Skip the images and copy each record exactly as written.

(Data entries)
......
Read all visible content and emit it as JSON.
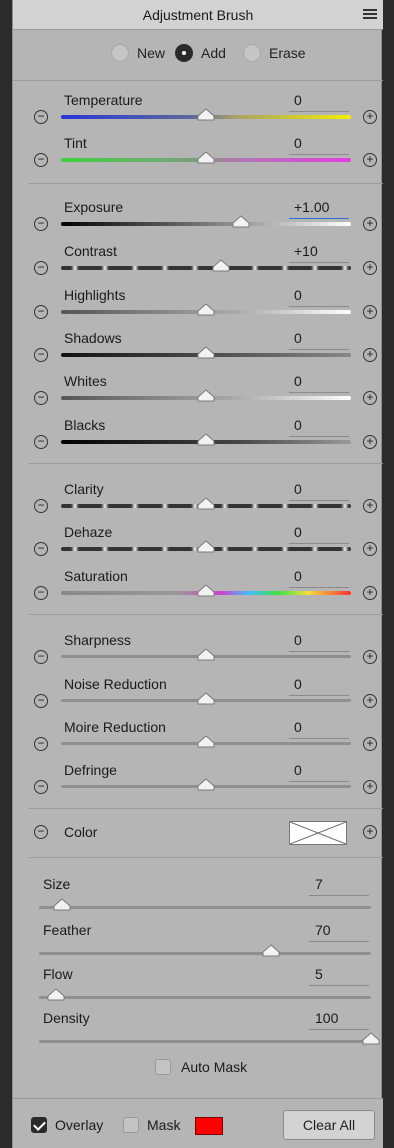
{
  "panel": {
    "title": "Adjustment Brush"
  },
  "mode": {
    "options": [
      "New",
      "Add",
      "Erase"
    ],
    "selected": "Add"
  },
  "sliders": [
    {
      "label": "Temperature",
      "value": "0",
      "position": 0.5,
      "track": "temperature"
    },
    {
      "label": "Tint",
      "value": "0",
      "position": 0.5,
      "track": "tint"
    },
    {
      "label": "Exposure",
      "value": "+1.00",
      "position": 0.62,
      "track": "bw",
      "active": true
    },
    {
      "label": "Contrast",
      "value": "+10",
      "position": 0.55,
      "track": "contrast"
    },
    {
      "label": "Highlights",
      "value": "0",
      "position": 0.5,
      "track": "light"
    },
    {
      "label": "Shadows",
      "value": "0",
      "position": 0.5,
      "track": "dark"
    },
    {
      "label": "Whites",
      "value": "0",
      "position": 0.5,
      "track": "light"
    },
    {
      "label": "Blacks",
      "value": "0",
      "position": 0.5,
      "track": "blackwhite"
    },
    {
      "label": "Clarity",
      "value": "0",
      "position": 0.5,
      "track": "contrast"
    },
    {
      "label": "Dehaze",
      "value": "0",
      "position": 0.5,
      "track": "contrast"
    },
    {
      "label": "Saturation",
      "value": "0",
      "position": 0.5,
      "track": "saturation"
    },
    {
      "label": "Sharpness",
      "value": "0",
      "position": 0.5,
      "track": "flat"
    },
    {
      "label": "Noise Reduction",
      "value": "0",
      "position": 0.5,
      "track": "flat"
    },
    {
      "label": "Moire Reduction",
      "value": "0",
      "position": 0.5,
      "track": "flat"
    },
    {
      "label": "Defringe",
      "value": "0",
      "position": 0.5,
      "track": "flat"
    }
  ],
  "color": {
    "label": "Color"
  },
  "brush": [
    {
      "label": "Size",
      "value": "7",
      "position": 0.07
    },
    {
      "label": "Feather",
      "value": "70",
      "position": 0.7
    },
    {
      "label": "Flow",
      "value": "5",
      "position": 0.05
    },
    {
      "label": "Density",
      "value": "100",
      "position": 1.0
    }
  ],
  "auto_mask": {
    "label": "Auto Mask",
    "checked": false
  },
  "footer": {
    "overlay_label": "Overlay",
    "overlay_checked": true,
    "mask_label": "Mask",
    "mask_checked": false,
    "mask_color": "#ff0000",
    "clear_label": "Clear All"
  },
  "colors": {
    "panel_bg": "#b5b5b5",
    "accent": "#2b6fd6"
  }
}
......
Output for this task:
Read all visible content and emit it as JSON.
{
  "panel": {
    "title": "Adjustment Brush"
  },
  "mode": {
    "options": [
      "New",
      "Add",
      "Erase"
    ],
    "selected": "Add"
  },
  "sliders": [
    {
      "label": "Temperature",
      "value": "0",
      "position": 0.5,
      "track": "temperature"
    },
    {
      "label": "Tint",
      "value": "0",
      "position": 0.5,
      "track": "tint"
    },
    {
      "label": "Exposure",
      "value": "+1.00",
      "position": 0.62,
      "track": "bw",
      "active": true
    },
    {
      "label": "Contrast",
      "value": "+10",
      "position": 0.55,
      "track": "contrast"
    },
    {
      "label": "Highlights",
      "value": "0",
      "position": 0.5,
      "track": "light"
    },
    {
      "label": "Shadows",
      "value": "0",
      "position": 0.5,
      "track": "dark"
    },
    {
      "label": "Whites",
      "value": "0",
      "position": 0.5,
      "track": "light"
    },
    {
      "label": "Blacks",
      "value": "0",
      "position": 0.5,
      "track": "blackwhite"
    },
    {
      "label": "Clarity",
      "value": "0",
      "position": 0.5,
      "track": "contrast"
    },
    {
      "label": "Dehaze",
      "value": "0",
      "position": 0.5,
      "track": "contrast"
    },
    {
      "label": "Saturation",
      "value": "0",
      "position": 0.5,
      "track": "saturation"
    },
    {
      "label": "Sharpness",
      "value": "0",
      "position": 0.5,
      "track": "flat"
    },
    {
      "label": "Noise Reduction",
      "value": "0",
      "position": 0.5,
      "track": "flat"
    },
    {
      "label": "Moire Reduction",
      "value": "0",
      "position": 0.5,
      "track": "flat"
    },
    {
      "label": "Defringe",
      "value": "0",
      "position": 0.5,
      "track": "flat"
    }
  ],
  "color": {
    "label": "Color"
  },
  "brush": [
    {
      "label": "Size",
      "value": "7",
      "position": 0.07
    },
    {
      "label": "Feather",
      "value": "70",
      "position": 0.7
    },
    {
      "label": "Flow",
      "value": "5",
      "position": 0.05
    },
    {
      "label": "Density",
      "value": "100",
      "position": 1.0
    }
  ],
  "auto_mask": {
    "label": "Auto Mask",
    "checked": false
  },
  "footer": {
    "overlay_label": "Overlay",
    "overlay_checked": true,
    "mask_label": "Mask",
    "mask_checked": false,
    "mask_color": "#ff0000",
    "clear_label": "Clear All"
  },
  "colors": {
    "panel_bg": "#b5b5b5",
    "accent": "#2b6fd6"
  }
}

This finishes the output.